Data records:
— START —

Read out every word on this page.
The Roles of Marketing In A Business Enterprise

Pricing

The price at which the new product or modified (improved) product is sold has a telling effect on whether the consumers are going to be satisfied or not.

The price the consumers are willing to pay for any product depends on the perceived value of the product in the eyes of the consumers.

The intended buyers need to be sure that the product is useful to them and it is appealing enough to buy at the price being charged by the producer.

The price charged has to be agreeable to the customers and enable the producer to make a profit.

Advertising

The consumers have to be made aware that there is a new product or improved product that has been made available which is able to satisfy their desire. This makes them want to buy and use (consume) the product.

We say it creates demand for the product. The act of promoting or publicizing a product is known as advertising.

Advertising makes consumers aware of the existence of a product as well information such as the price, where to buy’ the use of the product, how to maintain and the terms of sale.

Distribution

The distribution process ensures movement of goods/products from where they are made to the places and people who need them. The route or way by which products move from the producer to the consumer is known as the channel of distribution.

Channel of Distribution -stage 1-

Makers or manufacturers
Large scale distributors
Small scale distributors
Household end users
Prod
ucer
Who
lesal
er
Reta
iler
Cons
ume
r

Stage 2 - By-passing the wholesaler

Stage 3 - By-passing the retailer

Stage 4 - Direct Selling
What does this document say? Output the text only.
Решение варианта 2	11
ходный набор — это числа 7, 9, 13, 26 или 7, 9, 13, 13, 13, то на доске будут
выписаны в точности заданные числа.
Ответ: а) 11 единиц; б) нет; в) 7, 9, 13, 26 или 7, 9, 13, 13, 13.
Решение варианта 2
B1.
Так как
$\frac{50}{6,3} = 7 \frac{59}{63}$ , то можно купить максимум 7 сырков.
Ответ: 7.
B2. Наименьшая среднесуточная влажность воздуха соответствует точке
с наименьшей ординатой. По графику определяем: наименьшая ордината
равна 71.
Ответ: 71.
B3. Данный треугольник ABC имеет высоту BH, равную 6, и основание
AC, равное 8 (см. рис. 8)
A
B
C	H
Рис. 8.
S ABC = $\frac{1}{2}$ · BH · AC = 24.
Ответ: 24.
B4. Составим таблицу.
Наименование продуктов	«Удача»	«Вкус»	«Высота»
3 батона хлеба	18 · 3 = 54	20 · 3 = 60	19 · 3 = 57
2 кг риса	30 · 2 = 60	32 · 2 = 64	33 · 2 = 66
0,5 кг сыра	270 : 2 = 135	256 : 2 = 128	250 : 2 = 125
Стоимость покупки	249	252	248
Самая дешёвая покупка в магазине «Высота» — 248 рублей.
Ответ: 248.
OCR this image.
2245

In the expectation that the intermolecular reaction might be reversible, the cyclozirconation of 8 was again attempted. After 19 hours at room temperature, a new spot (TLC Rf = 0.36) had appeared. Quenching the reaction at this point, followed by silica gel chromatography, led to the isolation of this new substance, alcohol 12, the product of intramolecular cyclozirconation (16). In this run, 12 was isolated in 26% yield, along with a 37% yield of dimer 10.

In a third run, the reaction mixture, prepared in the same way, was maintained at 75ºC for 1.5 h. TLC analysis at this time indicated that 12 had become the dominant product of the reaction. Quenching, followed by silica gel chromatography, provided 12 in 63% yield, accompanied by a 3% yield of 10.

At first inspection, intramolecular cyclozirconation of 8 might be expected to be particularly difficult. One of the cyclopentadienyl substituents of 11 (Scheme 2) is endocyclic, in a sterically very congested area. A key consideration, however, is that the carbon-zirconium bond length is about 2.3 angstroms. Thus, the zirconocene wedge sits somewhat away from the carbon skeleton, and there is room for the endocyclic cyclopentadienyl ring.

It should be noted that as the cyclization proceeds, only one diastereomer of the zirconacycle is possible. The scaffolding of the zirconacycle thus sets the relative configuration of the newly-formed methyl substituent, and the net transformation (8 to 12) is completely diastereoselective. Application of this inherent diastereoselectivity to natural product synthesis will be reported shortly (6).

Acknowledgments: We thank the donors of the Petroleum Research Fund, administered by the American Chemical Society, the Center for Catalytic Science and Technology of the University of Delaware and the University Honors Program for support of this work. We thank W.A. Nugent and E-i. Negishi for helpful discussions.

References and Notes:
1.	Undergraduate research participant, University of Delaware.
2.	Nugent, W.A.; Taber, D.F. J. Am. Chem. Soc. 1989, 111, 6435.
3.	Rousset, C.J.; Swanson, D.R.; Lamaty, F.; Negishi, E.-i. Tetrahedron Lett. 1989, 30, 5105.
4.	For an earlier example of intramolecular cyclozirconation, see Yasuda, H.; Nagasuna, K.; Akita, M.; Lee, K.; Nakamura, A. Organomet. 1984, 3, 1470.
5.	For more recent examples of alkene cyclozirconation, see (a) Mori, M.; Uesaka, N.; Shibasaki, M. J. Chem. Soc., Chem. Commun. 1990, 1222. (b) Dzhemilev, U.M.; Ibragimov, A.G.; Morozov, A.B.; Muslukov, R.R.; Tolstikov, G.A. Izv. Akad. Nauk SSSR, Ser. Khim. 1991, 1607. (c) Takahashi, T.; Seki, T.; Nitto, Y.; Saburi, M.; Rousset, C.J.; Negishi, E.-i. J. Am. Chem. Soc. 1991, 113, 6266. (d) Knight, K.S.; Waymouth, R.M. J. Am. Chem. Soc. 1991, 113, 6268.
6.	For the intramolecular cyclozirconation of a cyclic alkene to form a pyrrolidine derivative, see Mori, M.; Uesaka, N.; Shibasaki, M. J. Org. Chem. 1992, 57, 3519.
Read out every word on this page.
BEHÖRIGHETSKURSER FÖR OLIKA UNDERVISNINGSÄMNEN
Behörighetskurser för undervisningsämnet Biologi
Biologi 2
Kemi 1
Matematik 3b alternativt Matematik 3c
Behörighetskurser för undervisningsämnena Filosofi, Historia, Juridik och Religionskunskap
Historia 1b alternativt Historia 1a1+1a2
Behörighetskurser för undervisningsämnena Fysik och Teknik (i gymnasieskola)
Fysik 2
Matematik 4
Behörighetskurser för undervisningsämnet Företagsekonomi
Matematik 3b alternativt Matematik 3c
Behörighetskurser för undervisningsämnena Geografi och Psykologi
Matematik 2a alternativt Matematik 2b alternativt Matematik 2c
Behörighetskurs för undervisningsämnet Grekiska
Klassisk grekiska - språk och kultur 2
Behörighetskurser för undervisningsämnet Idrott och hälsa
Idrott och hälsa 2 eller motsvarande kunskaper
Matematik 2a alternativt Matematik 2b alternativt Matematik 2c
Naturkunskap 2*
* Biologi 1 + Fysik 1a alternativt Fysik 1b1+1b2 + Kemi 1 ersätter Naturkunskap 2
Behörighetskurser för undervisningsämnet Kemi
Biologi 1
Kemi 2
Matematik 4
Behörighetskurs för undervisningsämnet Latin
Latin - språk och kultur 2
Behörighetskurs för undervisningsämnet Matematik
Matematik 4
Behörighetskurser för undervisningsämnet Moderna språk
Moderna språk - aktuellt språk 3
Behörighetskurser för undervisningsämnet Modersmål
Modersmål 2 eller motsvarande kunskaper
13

— END —

- Exercise instructions
Each line must be given again exactly as written above.

- Exercise response
Read out every word on this page.
The Roles of Marketing In A Business Enterprise

Pricing

The price at which the new product or modified (improved) product is sold has a telling effect on whether the consumers are going to be satisfied or not.

The price the consumers are willing to pay for any product depends on the perceived value of the product in the eyes of the consumers.

The intended buyers need to be sure that the product is useful to them and it is appealing enough to buy at the price being charged by the producer.

The price charged has to be agreeable to the customers and enable the producer to make a profit.

Advertising

The consumers have to be made aware that there is a new product or improved product that has been made available which is able to satisfy their desire. This makes them want to buy and use (consume) the product.

We say it creates demand for the product. The act of promoting or publicizing a product is known as advertising.

Advertising makes consumers aware of the existence of a product as well information such as the price, where to buy’ the use of the product, how to maintain and the terms of sale.

Distribution

The distribution process ensures movement of goods/products from where they are made to the places and people who need them. The route or way by which products move from the producer to the consumer is known as the channel of distribution.

Channel of Distribution -stage 1-

Makers or manufacturers
Large scale distributors
Small scale distributors
Household end users
Prod
ucer
Who
lesal
er
Reta
iler
Cons
ume
r

Stage 2 - By-passing the wholesaler

Stage 3 - By-passing the retailer

Stage 4 - Direct Selling
What does this document say? Output the text only.
Решение варианта 2	11
ходный набор — это числа 7, 9, 13, 26 или 7, 9, 13, 13, 13, то на доске будут
выписаны в точности заданные числа.
Ответ: а) 11 единиц; б) нет; в) 7, 9, 13, 26 или 7, 9, 13, 13, 13.
Решение варианта 2
B1.
Так как
$\frac{50}{6,3} = 7 \frac{59}{63}$ , то можно купить максимум 7 сырков.
Ответ: 7.
B2. Наименьшая среднесуточная влажность воздуха соответствует точке
с наименьшей ординатой. По графику определяем: наименьшая ордината
равна 71.
Ответ: 71.
B3. Данный треугольник ABC имеет высоту BH, равную 6, и основание
AC, равное 8 (см. рис. 8)
A
B
C	H
Рис. 8.
S ABC = $\frac{1}{2}$ · BH · AC = 24.
Ответ: 24.
B4. Составим таблицу.
Наименование продуктов	«Удача»	«Вкус»	«Высота»
3 батона хлеба	18 · 3 = 54	20 · 3 = 60	19 · 3 = 57
2 кг риса	30 · 2 = 60	32 · 2 = 64	33 · 2 = 66
0,5 кг сыра	270 : 2 = 135	256 : 2 = 128	250 : 2 = 125
Стоимость покупки	249	252	248
Самая дешёвая покупка в магазине «Высота» — 248 рублей.
Ответ: 248.
OCR this image.
2245

In the expectation that the intermolecular reaction might be reversible, the cyclozirconation of 8 was again attempted. After 19 hours at room temperature, a new spot (TLC Rf = 0.36) had appeared. Quenching the reaction at this point, followed by silica gel chromatography, led to the isolation of this new substance, alcohol 12, the product of intramolecular cyclozirconation (16). In this run, 12 was isolated in 26% yield, along with a 37% yield of dimer 10.

In a third run, the reaction mixture, prepared in the same way, was maintained at 75ºC for 1.5 h. TLC analysis at this time indicated that 12 had become the dominant product of the reaction. Quenching, followed by silica gel chromatography, provided 12 in 63% yield, accompanied by a 3% yield of 10.

At first inspection, intramolecular cyclozirconation of 8 might be expected to be particularly difficult. One of the cyclopentadienyl substituents of 11 (Scheme 2) is endocyclic, in a sterically very congested area. A key consideration, however, is that the carbon-zirconium bond length is about 2.3 angstroms. Thus, the zirconocene wedge sits somewhat away from the carbon skeleton, and there is room for the endocyclic cyclopentadienyl ring.

It should be noted that as the cyclization proceeds, only one diastereomer of the zirconacycle is possible. The scaffolding of the zirconacycle thus sets the relative configuration of the newly-formed methyl substituent, and the net transformation (8 to 12) is completely diastereoselective. Application of this inherent diastereoselectivity to natural product synthesis will be reported shortly (6).

Acknowledgments: We thank the donors of the Petroleum Research Fund, administered by the American Chemical Society, the Center for Catalytic Science and Technology of the University of Delaware and the University Honors Program for support of this work. We thank W.A. Nugent and E-i. Negishi for helpful discussions.

References and Notes:
1.	Undergraduate research participant, University of Delaware.
2.	Nugent, W.A.; Taber, D.F. J. Am. Chem. Soc. 1989, 111, 6435.
3.	Rousset, C.J.; Swanson, D.R.; Lamaty, F.; Negishi, E.-i. Tetrahedron Lett. 1989, 30, 5105.
4.	For an earlier example of intramolecular cyclozirconation, see Yasuda, H.; Nagasuna, K.; Akita, M.; Lee, K.; Nakamura, A. Organomet. 1984, 3, 1470.
5.	For more recent examples of alkene cyclozirconation, see (a) Mori, M.; Uesaka, N.; Shibasaki, M. J. Chem. Soc., Chem. Commun. 1990, 1222. (b) Dzhemilev, U.M.; Ibragimov, A.G.; Morozov, A.B.; Muslukov, R.R.; Tolstikov, G.A. Izv. Akad. Nauk SSSR, Ser. Khim. 1991, 1607. (c) Takahashi, T.; Seki, T.; Nitto, Y.; Saburi, M.; Rousset, C.J.; Negishi, E.-i. J. Am. Chem. Soc. 1991, 113, 6266. (d) Knight, K.S.; Waymouth, R.M. J. Am. Chem. Soc. 1991, 113, 6268.
6.	For the intramolecular cyclozirconation of a cyclic alkene to form a pyrrolidine derivative, see Mori, M.; Uesaka, N.; Shibasaki, M. J. Org. Chem. 1992, 57, 3519.
Read out every word on this page.
BEHÖRIGHETSKURSER FÖR OLIKA UNDERVISNINGSÄMNEN
Behörighetskurser för undervisningsämnet Biologi
Biologi 2
Kemi 1
Matematik 3b alternativt Matematik 3c
Behörighetskurser för undervisningsämnena Filosofi, Historia, Juridik och Religionskunskap
Historia 1b alternativt Historia 1a1+1a2
Behörighetskurser för undervisningsämnena Fysik och Teknik (i gymnasieskola)
Fysik 2
Matematik 4
Behörighetskurser för undervisningsämnet Företagsekonomi
Matematik 3b alternativt Matematik 3c
Behörighetskurser för undervisningsämnena Geografi och Psykologi
Matematik 2a alternativt Matematik 2b alternativt Matematik 2c
Behörighetskurs för undervisningsämnet Grekiska
Klassisk grekiska - språk och kultur 2
Behörighetskurser för undervisningsämnet Idrott och hälsa
Idrott och hälsa 2 eller motsvarande kunskaper
Matematik 2a alternativt Matematik 2b alternativt Matematik 2c
Naturkunskap 2*
* Biologi 1 + Fysik 1a alternativt Fysik 1b1+1b2 + Kemi 1 ersätter Naturkunskap 2
Behörighetskurser för undervisningsämnet Kemi
Biologi 1
Kemi 2
Matematik 4
Behörighetskurs för undervisningsämnet Latin
Latin - språk och kultur 2
Behörighetskurs för undervisningsämnet Matematik
Matematik 4
Behörighetskurser för undervisningsämnet Moderna språk
Moderna språk - aktuellt språk 3
Behörighetskurser för undervisningsämnet Modersmål
Modersmål 2 eller motsvarande kunskaper
13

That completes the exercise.